— Work to be completed —
In your copy, leave out the pictures and repeat the entries below exactly.

— Supplied entries —

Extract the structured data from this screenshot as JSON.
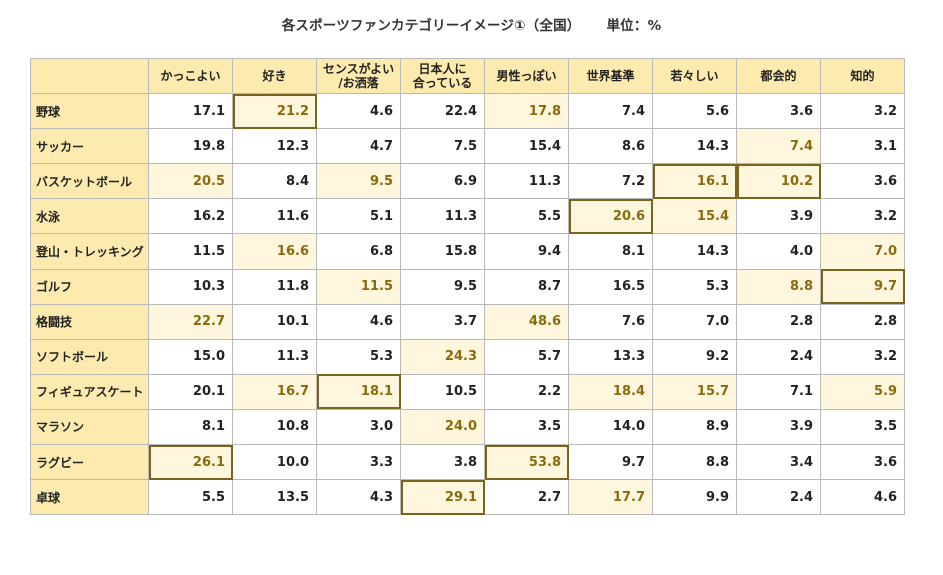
{
  "chart_data": {
    "type": "table",
    "title": "各スポーツファンカテゴリーイメージ①（全国）",
    "unit": "単位：%",
    "columns": [
      "かっこよい",
      "好き",
      "センスがよい\n/お洒落",
      "日本人に\n合っている",
      "男性っぽい",
      "世界基準",
      "若々しい",
      "都会的",
      "知的"
    ],
    "rows": [
      {
        "label": "野球",
        "values": [
          "17.1",
          "21.2",
          "4.6",
          "22.4",
          "17.8",
          "7.4",
          "5.6",
          "3.6",
          "3.2"
        ],
        "highlight": [
          1,
          4
        ],
        "boxed": [
          1
        ]
      },
      {
        "label": "サッカー",
        "values": [
          "19.8",
          "12.3",
          "4.7",
          "7.5",
          "15.4",
          "8.6",
          "14.3",
          "7.4",
          "3.1"
        ],
        "highlight": [
          7
        ],
        "boxed": []
      },
      {
        "label": "バスケットボール",
        "values": [
          "20.5",
          "8.4",
          "9.5",
          "6.9",
          "11.3",
          "7.2",
          "16.1",
          "10.2",
          "3.6"
        ],
        "highlight": [
          0,
          2,
          6,
          7
        ],
        "boxed": [
          6,
          7
        ]
      },
      {
        "label": "水泳",
        "values": [
          "16.2",
          "11.6",
          "5.1",
          "11.3",
          "5.5",
          "20.6",
          "15.4",
          "3.9",
          "3.2"
        ],
        "highlight": [
          5,
          6
        ],
        "boxed": [
          5
        ]
      },
      {
        "label": "登山・トレッキング",
        "values": [
          "11.5",
          "16.6",
          "6.8",
          "15.8",
          "9.4",
          "8.1",
          "14.3",
          "4.0",
          "7.0"
        ],
        "highlight": [
          1,
          8
        ],
        "boxed": []
      },
      {
        "label": "ゴルフ",
        "values": [
          "10.3",
          "11.8",
          "11.5",
          "9.5",
          "8.7",
          "16.5",
          "5.3",
          "8.8",
          "9.7"
        ],
        "highlight": [
          2,
          7,
          8
        ],
        "boxed": [
          8
        ]
      },
      {
        "label": "格闘技",
        "values": [
          "22.7",
          "10.1",
          "4.6",
          "3.7",
          "48.6",
          "7.6",
          "7.0",
          "2.8",
          "2.8"
        ],
        "highlight": [
          0,
          4
        ],
        "boxed": []
      },
      {
        "label": "ソフトボール",
        "values": [
          "15.0",
          "11.3",
          "5.3",
          "24.3",
          "5.7",
          "13.3",
          "9.2",
          "2.4",
          "3.2"
        ],
        "highlight": [
          3
        ],
        "boxed": []
      },
      {
        "label": "フィギュアスケート",
        "values": [
          "20.1",
          "16.7",
          "18.1",
          "10.5",
          "2.2",
          "18.4",
          "15.7",
          "7.1",
          "5.9"
        ],
        "highlight": [
          1,
          2,
          5,
          6,
          8
        ],
        "boxed": [
          2
        ]
      },
      {
        "label": "マラソン",
        "values": [
          "8.1",
          "10.8",
          "3.0",
          "24.0",
          "3.5",
          "14.0",
          "8.9",
          "3.9",
          "3.5"
        ],
        "highlight": [
          3
        ],
        "boxed": []
      },
      {
        "label": "ラグビー",
        "values": [
          "26.1",
          "10.0",
          "3.3",
          "3.8",
          "53.8",
          "9.7",
          "8.8",
          "3.4",
          "3.6"
        ],
        "highlight": [
          0,
          4
        ],
        "boxed": [
          0,
          4
        ]
      },
      {
        "label": "卓球",
        "values": [
          "5.5",
          "13.5",
          "4.3",
          "29.1",
          "2.7",
          "17.7",
          "9.9",
          "2.4",
          "4.6"
        ],
        "highlight": [
          3,
          5
        ],
        "boxed": [
          3
        ]
      }
    ]
  }
}
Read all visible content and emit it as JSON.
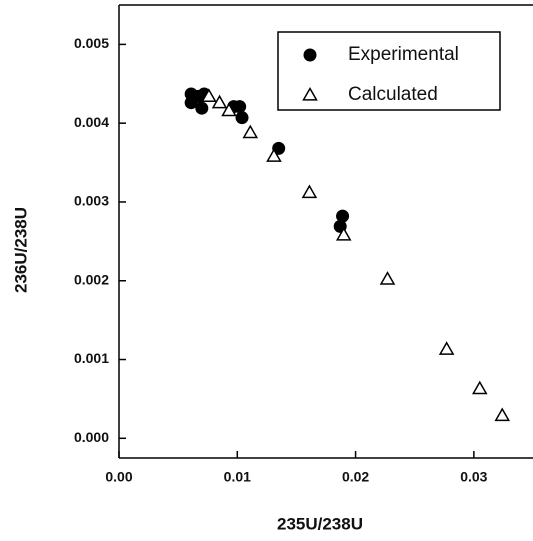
{
  "chart_data": {
    "type": "scatter",
    "x_label": "235U/238U",
    "y_label": "236U/238U",
    "xlim": [
      0,
      0.035
    ],
    "ylim": [
      -0.00025,
      0.0055
    ],
    "xticks": [
      {
        "value": 0,
        "label": "0.00"
      },
      0.01,
      0.02,
      0.03
    ],
    "yticks": [
      {
        "value": 0,
        "label": "0.000"
      },
      0.001,
      0.002,
      0.003,
      0.004,
      0.005
    ],
    "legend": "upper right",
    "series": [
      {
        "name": "Experimental",
        "color": "#000000",
        "marker": "circle",
        "x": [
          0.0061,
          0.0061,
          0.0067,
          0.0072,
          0.007,
          0.0097,
          0.0102,
          0.0104,
          0.0135,
          0.0189,
          0.0187
        ],
        "values": [
          0.00437,
          0.00426,
          0.00434,
          0.00437,
          0.00419,
          0.00421,
          0.00421,
          0.00407,
          0.00368,
          0.00282,
          0.00269
        ]
      },
      {
        "name": "Calculated",
        "color": "#000000",
        "marker": "triangle",
        "x": [
          0.0076,
          0.0085,
          0.0093,
          0.0111,
          0.0131,
          0.0161,
          0.019,
          0.0227,
          0.0277,
          0.0305,
          0.0324
        ],
        "values": [
          0.00434,
          0.00426,
          0.00416,
          0.00388,
          0.00358,
          0.00312,
          0.00258,
          0.00202,
          0.00113,
          0.00063,
          0.00029
        ]
      }
    ]
  }
}
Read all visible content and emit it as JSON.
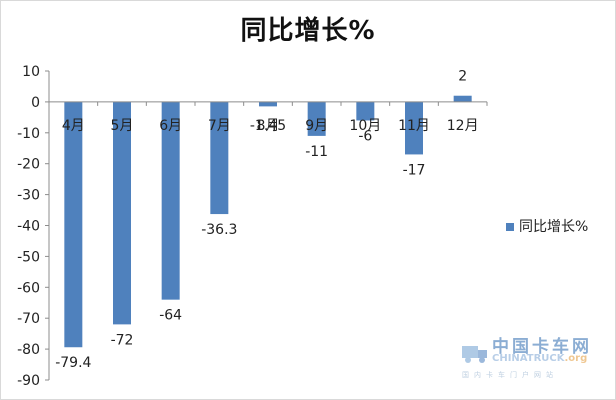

— Answer to the task —
Extract the structured data from this screenshot as JSON.
{
  "chart_data": {
    "type": "table",
    "title": "各スポーツファンカテゴリーイメージ①（全国）",
    "unit": "単位：%",
    "columns": [
      "かっこよい",
      "好き",
      "センスがよい\n/お洒落",
      "日本人に\n合っている",
      "男性っぽい",
      "世界基準",
      "若々しい",
      "都会的",
      "知的"
    ],
    "rows": [
      {
        "label": "野球",
        "values": [
          "17.1",
          "21.2",
          "4.6",
          "22.4",
          "17.8",
          "7.4",
          "5.6",
          "3.6",
          "3.2"
        ],
        "highlight": [
          1,
          4
        ],
        "boxed": [
          1
        ]
      },
      {
        "label": "サッカー",
        "values": [
          "19.8",
          "12.3",
          "4.7",
          "7.5",
          "15.4",
          "8.6",
          "14.3",
          "7.4",
          "3.1"
        ],
        "highlight": [
          7
        ],
        "boxed": []
      },
      {
        "label": "バスケットボール",
        "values": [
          "20.5",
          "8.4",
          "9.5",
          "6.9",
          "11.3",
          "7.2",
          "16.1",
          "10.2",
          "3.6"
        ],
        "highlight": [
          0,
          2,
          6,
          7
        ],
        "boxed": [
          6,
          7
        ]
      },
      {
        "label": "水泳",
        "values": [
          "16.2",
          "11.6",
          "5.1",
          "11.3",
          "5.5",
          "20.6",
          "15.4",
          "3.9",
          "3.2"
        ],
        "highlight": [
          5,
          6
        ],
        "boxed": [
          5
        ]
      },
      {
        "label": "登山・トレッキング",
        "values": [
          "11.5",
          "16.6",
          "6.8",
          "15.8",
          "9.4",
          "8.1",
          "14.3",
          "4.0",
          "7.0"
        ],
        "highlight": [
          1,
          8
        ],
        "boxed": []
      },
      {
        "label": "ゴルフ",
        "values": [
          "10.3",
          "11.8",
          "11.5",
          "9.5",
          "8.7",
          "16.5",
          "5.3",
          "8.8",
          "9.7"
        ],
        "highlight": [
          2,
          7,
          8
        ],
        "boxed": [
          8
        ]
      },
      {
        "label": "格闘技",
        "values": [
          "22.7",
          "10.1",
          "4.6",
          "3.7",
          "48.6",
          "7.6",
          "7.0",
          "2.8",
          "2.8"
        ],
        "highlight": [
          0,
          4
        ],
        "boxed": []
      },
      {
        "label": "ソフトボール",
        "values": [
          "15.0",
          "11.3",
          "5.3",
          "24.3",
          "5.7",
          "13.3",
          "9.2",
          "2.4",
          "3.2"
        ],
        "highlight": [
          3
        ],
        "boxed": []
      },
      {
        "label": "フィギュアスケート",
        "values": [
          "20.1",
          "16.7",
          "18.1",
          "10.5",
          "2.2",
          "18.4",
          "15.7",
          "7.1",
          "5.9"
        ],
        "highlight": [
          1,
          2,
          5,
          6,
          8
        ],
        "boxed": [
          2
        ]
      },
      {
        "label": "マラソン",
        "values": [
          "8.1",
          "10.8",
          "3.0",
          "24.0",
          "3.5",
          "14.0",
          "8.9",
          "3.9",
          "3.5"
        ],
        "highlight": [
          3
        ],
        "boxed": []
      },
      {
        "label": "ラグビー",
        "values": [
          "26.1",
          "10.0",
          "3.3",
          "3.8",
          "53.8",
          "9.7",
          "8.8",
          "3.4",
          "3.6"
        ],
        "highlight": [
          0,
          4
        ],
        "boxed": [
          0,
          4
        ]
      },
      {
        "label": "卓球",
        "values": [
          "5.5",
          "13.5",
          "4.3",
          "29.1",
          "2.7",
          "17.7",
          "9.9",
          "2.4",
          "4.6"
        ],
        "highlight": [
          3,
          5
        ],
        "boxed": [
          3
        ]
      }
    ]
  }
}
Read all visible content and emit it as JSON.
{
  "chart_data": {
    "type": "scatter",
    "x_label": "235U/238U",
    "y_label": "236U/238U",
    "xlim": [
      0,
      0.035
    ],
    "ylim": [
      -0.00025,
      0.0055
    ],
    "xticks": [
      {
        "value": 0,
        "label": "0.00"
      },
      0.01,
      0.02,
      0.03
    ],
    "yticks": [
      {
        "value": 0,
        "label": "0.000"
      },
      0.001,
      0.002,
      0.003,
      0.004,
      0.005
    ],
    "legend": "upper right",
    "series": [
      {
        "name": "Experimental",
        "color": "#000000",
        "marker": "circle",
        "x": [
          0.0061,
          0.0061,
          0.0067,
          0.0072,
          0.007,
          0.0097,
          0.0102,
          0.0104,
          0.0135,
          0.0189,
          0.0187
        ],
        "values": [
          0.00437,
          0.00426,
          0.00434,
          0.00437,
          0.00419,
          0.00421,
          0.00421,
          0.00407,
          0.00368,
          0.00282,
          0.00269
        ]
      },
      {
        "name": "Calculated",
        "color": "#000000",
        "marker": "triangle",
        "x": [
          0.0076,
          0.0085,
          0.0093,
          0.0111,
          0.0131,
          0.0161,
          0.019,
          0.0227,
          0.0277,
          0.0305,
          0.0324
        ],
        "values": [
          0.00434,
          0.00426,
          0.00416,
          0.00388,
          0.00358,
          0.00312,
          0.00258,
          0.00202,
          0.00113,
          0.00063,
          0.00029
        ]
      }
    ]
  }
}
Read all visible content and emit it as JSON.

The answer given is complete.